The problem >>
Retype all the records with nothing changed.

══════════

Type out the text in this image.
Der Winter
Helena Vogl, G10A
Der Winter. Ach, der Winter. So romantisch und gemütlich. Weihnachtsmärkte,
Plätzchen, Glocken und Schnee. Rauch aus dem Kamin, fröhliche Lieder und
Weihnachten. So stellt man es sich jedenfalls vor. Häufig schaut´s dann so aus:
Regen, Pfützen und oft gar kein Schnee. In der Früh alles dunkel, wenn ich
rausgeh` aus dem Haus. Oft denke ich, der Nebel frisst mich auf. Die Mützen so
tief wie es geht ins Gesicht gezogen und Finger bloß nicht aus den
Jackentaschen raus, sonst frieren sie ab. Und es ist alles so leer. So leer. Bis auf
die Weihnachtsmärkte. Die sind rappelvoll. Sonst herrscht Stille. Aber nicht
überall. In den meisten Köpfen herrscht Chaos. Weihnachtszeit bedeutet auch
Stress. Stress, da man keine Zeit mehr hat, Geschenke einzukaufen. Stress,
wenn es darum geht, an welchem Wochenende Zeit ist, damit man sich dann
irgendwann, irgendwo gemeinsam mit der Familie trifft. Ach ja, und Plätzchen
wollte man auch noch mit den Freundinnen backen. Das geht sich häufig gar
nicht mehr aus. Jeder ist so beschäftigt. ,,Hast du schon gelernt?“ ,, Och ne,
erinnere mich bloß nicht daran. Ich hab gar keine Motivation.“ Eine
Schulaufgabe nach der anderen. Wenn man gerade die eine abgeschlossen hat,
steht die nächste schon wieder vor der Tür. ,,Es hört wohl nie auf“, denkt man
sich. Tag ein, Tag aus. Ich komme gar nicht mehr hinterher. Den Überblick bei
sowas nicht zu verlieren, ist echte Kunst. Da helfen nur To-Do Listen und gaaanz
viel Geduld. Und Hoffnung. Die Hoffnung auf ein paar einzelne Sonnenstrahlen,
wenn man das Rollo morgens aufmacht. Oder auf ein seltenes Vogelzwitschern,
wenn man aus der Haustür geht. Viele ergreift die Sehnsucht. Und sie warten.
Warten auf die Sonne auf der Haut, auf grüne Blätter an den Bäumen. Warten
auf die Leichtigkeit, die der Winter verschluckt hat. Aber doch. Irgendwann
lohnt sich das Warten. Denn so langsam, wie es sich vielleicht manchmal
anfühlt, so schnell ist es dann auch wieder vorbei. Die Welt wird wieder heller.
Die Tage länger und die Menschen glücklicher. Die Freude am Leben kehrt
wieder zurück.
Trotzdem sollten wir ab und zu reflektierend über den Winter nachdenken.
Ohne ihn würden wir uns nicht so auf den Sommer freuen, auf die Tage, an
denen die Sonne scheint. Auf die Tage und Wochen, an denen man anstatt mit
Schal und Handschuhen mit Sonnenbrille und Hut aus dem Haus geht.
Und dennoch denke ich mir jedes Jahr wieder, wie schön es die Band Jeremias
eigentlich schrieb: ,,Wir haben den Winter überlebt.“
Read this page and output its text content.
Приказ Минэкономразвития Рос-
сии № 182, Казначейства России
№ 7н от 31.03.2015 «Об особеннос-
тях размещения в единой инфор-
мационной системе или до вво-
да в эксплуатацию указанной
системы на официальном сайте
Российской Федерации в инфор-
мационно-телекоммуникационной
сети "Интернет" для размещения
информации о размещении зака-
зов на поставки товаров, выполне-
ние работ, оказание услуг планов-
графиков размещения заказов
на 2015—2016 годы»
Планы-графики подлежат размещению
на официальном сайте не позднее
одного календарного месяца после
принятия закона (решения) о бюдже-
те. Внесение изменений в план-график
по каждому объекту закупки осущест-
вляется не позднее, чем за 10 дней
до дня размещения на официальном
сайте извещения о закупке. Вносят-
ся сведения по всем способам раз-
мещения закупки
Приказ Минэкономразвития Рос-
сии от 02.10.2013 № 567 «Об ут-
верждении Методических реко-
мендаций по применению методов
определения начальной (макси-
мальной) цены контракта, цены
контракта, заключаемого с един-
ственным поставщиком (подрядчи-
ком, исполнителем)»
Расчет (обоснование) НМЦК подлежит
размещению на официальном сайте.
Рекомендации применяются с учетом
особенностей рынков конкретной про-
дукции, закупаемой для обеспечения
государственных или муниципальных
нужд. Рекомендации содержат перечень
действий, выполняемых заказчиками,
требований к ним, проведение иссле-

══════════

Response >>
Type out the text in this image.
Der Winter
Helena Vogl, G10A
Der Winter. Ach, der Winter. So romantisch und gemütlich. Weihnachtsmärkte,
Plätzchen, Glocken und Schnee. Rauch aus dem Kamin, fröhliche Lieder und
Weihnachten. So stellt man es sich jedenfalls vor. Häufig schaut´s dann so aus:
Regen, Pfützen und oft gar kein Schnee. In der Früh alles dunkel, wenn ich
rausgeh` aus dem Haus. Oft denke ich, der Nebel frisst mich auf. Die Mützen so
tief wie es geht ins Gesicht gezogen und Finger bloß nicht aus den
Jackentaschen raus, sonst frieren sie ab. Und es ist alles so leer. So leer. Bis auf
die Weihnachtsmärkte. Die sind rappelvoll. Sonst herrscht Stille. Aber nicht
überall. In den meisten Köpfen herrscht Chaos. Weihnachtszeit bedeutet auch
Stress. Stress, da man keine Zeit mehr hat, Geschenke einzukaufen. Stress,
wenn es darum geht, an welchem Wochenende Zeit ist, damit man sich dann
irgendwann, irgendwo gemeinsam mit der Familie trifft. Ach ja, und Plätzchen
wollte man auch noch mit den Freundinnen backen. Das geht sich häufig gar
nicht mehr aus. Jeder ist so beschäftigt. ,,Hast du schon gelernt?“ ,, Och ne,
erinnere mich bloß nicht daran. Ich hab gar keine Motivation.“ Eine
Schulaufgabe nach der anderen. Wenn man gerade die eine abgeschlossen hat,
steht die nächste schon wieder vor der Tür. ,,Es hört wohl nie auf“, denkt man
sich. Tag ein, Tag aus. Ich komme gar nicht mehr hinterher. Den Überblick bei
sowas nicht zu verlieren, ist echte Kunst. Da helfen nur To-Do Listen und gaaanz
viel Geduld. Und Hoffnung. Die Hoffnung auf ein paar einzelne Sonnenstrahlen,
wenn man das Rollo morgens aufmacht. Oder auf ein seltenes Vogelzwitschern,
wenn man aus der Haustür geht. Viele ergreift die Sehnsucht. Und sie warten.
Warten auf die Sonne auf der Haut, auf grüne Blätter an den Bäumen. Warten
auf die Leichtigkeit, die der Winter verschluckt hat. Aber doch. Irgendwann
lohnt sich das Warten. Denn so langsam, wie es sich vielleicht manchmal
anfühlt, so schnell ist es dann auch wieder vorbei. Die Welt wird wieder heller.
Die Tage länger und die Menschen glücklicher. Die Freude am Leben kehrt
wieder zurück.
Trotzdem sollten wir ab und zu reflektierend über den Winter nachdenken.
Ohne ihn würden wir uns nicht so auf den Sommer freuen, auf die Tage, an
denen die Sonne scheint. Auf die Tage und Wochen, an denen man anstatt mit
Schal und Handschuhen mit Sonnenbrille und Hut aus dem Haus geht.
Und dennoch denke ich mir jedes Jahr wieder, wie schön es die Band Jeremias
eigentlich schrieb: ,,Wir haben den Winter überlebt.“
Read this page and output its text content.
Приказ Минэкономразвития Рос-
сии № 182, Казначейства России
№ 7н от 31.03.2015 «Об особеннос-
тях размещения в единой инфор-
мационной системе или до вво-
да в эксплуатацию указанной
системы на официальном сайте
Российской Федерации в инфор-
мационно-телекоммуникационной
сети "Интернет" для размещения
информации о размещении зака-
зов на поставки товаров, выполне-
ние работ, оказание услуг планов-
графиков размещения заказов
на 2015—2016 годы»
Планы-графики подлежат размещению
на официальном сайте не позднее
одного календарного месяца после
принятия закона (решения) о бюдже-
те. Внесение изменений в план-график
по каждому объекту закупки осущест-
вляется не позднее, чем за 10 дней
до дня размещения на официальном
сайте извещения о закупке. Вносят-
ся сведения по всем способам раз-
мещения закупки
Приказ Минэкономразвития Рос-
сии от 02.10.2013 № 567 «Об ут-
верждении Методических реко-
мендаций по применению методов
определения начальной (макси-
мальной) цены контракта, цены
контракта, заключаемого с един-
ственным поставщиком (подрядчи-
ком, исполнителем)»
Расчет (обоснование) НМЦК подлежит
размещению на официальном сайте.
Рекомендации применяются с учетом
особенностей рынков конкретной про-
дукции, закупаемой для обеспечения
государственных или муниципальных
нужд. Рекомендации содержат перечень
действий, выполняемых заказчиками,
требований к ним, проведение иссле-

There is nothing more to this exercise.